## TEXT SEGMENT
◆ ◆ ◆ ◆ ◆ ◆ ◆

# happy birthday, Kate W.



## katbalou (Nov 21, 2001)

here's to your first quarter century!!! happy birthday!!! :bounce: :bounce: 
kat


----------



## chrose (Nov 20, 2000)

Your first 1/4 century!?!?  Ahh...I remember my first 1/4 century, or do I?  Well I haven't reached my 2nd one yet! But hey, this is about you, not me. So Happy, Happy Birthday Kate W. I hope Sant.....errr the Birthday fairy brings you lots of new toys and $$$$  
Have a very happy birthday Kate.
:bounce:


----------



## jim berman (Oct 28, 1999)

Have a great birthday... and a fantastic weekend, as well!


----------



## cape chef (Jul 31, 2000)

Hmmm,

25 years old!  

Have a fun day and keep up the school log for us.


----------



## phoebe (Jul 3, 2002)

HAPPY BIRTHDAY KATE!

:smiles: :beer: :smiles:

How did you spend your day?


----------



## mezzaluna (Aug 29, 2000)

Happy Birthday Kate!!!

Trust me, the second 1/4 is better than the first. Enjoy your day! :bounce:


----------



## katew (Feb 22, 2002)

Thanks guys! Sorry I just noticed the thread. I couldn't remember where to find happy birthday...
My fiance bought a nice suit (his first one) and told me to dress up and we went to Cappriccio in Providence. It was the first really nice restaurant he has taken me to. He got stuffed baked clams as an appetizer and I got a tomato and mozzerella salad. Then he got filet mignon and I got linguini puttanesca. Everything was great! The restaurant had the perfect blend of fancy food and food my fiance likes  Usually when my parents take us out somewhere nice, everything's "outside the box" and too fancy for his taste. I was pleased with Cappriccio. They do flambes, and while we didn't get one, we got to see at least 3 or 4.

◆ ◆ ◆ ◆ ◆ ◆ ◆

## RECORDS SHOWN
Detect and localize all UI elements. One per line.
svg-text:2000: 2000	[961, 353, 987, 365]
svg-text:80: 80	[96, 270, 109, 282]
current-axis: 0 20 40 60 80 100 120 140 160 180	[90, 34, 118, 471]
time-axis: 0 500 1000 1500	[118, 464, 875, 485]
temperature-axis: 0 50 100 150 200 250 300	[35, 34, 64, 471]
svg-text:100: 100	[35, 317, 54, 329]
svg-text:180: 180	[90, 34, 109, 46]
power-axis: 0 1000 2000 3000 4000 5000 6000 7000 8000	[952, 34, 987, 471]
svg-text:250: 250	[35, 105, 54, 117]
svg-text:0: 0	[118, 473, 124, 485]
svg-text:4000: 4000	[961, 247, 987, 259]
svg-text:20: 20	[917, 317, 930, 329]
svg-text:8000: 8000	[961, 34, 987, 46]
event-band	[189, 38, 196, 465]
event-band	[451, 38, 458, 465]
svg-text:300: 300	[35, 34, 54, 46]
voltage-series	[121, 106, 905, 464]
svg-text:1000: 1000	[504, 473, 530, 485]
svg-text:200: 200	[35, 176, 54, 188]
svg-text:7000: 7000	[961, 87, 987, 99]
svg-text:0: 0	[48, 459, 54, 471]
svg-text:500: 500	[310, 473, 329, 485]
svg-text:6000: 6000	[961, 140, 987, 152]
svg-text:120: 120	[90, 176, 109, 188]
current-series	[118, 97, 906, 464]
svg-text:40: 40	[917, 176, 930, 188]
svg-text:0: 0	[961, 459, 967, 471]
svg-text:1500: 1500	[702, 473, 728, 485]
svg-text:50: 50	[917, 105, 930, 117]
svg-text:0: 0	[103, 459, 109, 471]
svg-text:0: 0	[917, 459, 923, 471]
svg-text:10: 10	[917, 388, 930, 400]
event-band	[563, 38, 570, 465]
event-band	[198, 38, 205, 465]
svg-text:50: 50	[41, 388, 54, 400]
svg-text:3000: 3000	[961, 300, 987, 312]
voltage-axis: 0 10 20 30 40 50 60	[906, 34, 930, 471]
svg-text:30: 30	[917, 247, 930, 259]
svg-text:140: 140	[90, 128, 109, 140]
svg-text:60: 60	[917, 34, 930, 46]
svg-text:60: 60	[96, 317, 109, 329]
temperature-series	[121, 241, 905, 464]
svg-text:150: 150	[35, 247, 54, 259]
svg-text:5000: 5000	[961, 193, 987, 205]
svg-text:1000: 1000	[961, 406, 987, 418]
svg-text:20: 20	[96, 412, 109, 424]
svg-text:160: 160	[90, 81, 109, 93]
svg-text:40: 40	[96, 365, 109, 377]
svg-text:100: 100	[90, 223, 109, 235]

◆ ◆ ◆ ◆ ◆ ◆ ◆

## WRITTEN REQUEST
In the birthday thread, what did katew order as the main course at the restaurant?

## RESPONSE TO THE TASK
Linguini puttanesca.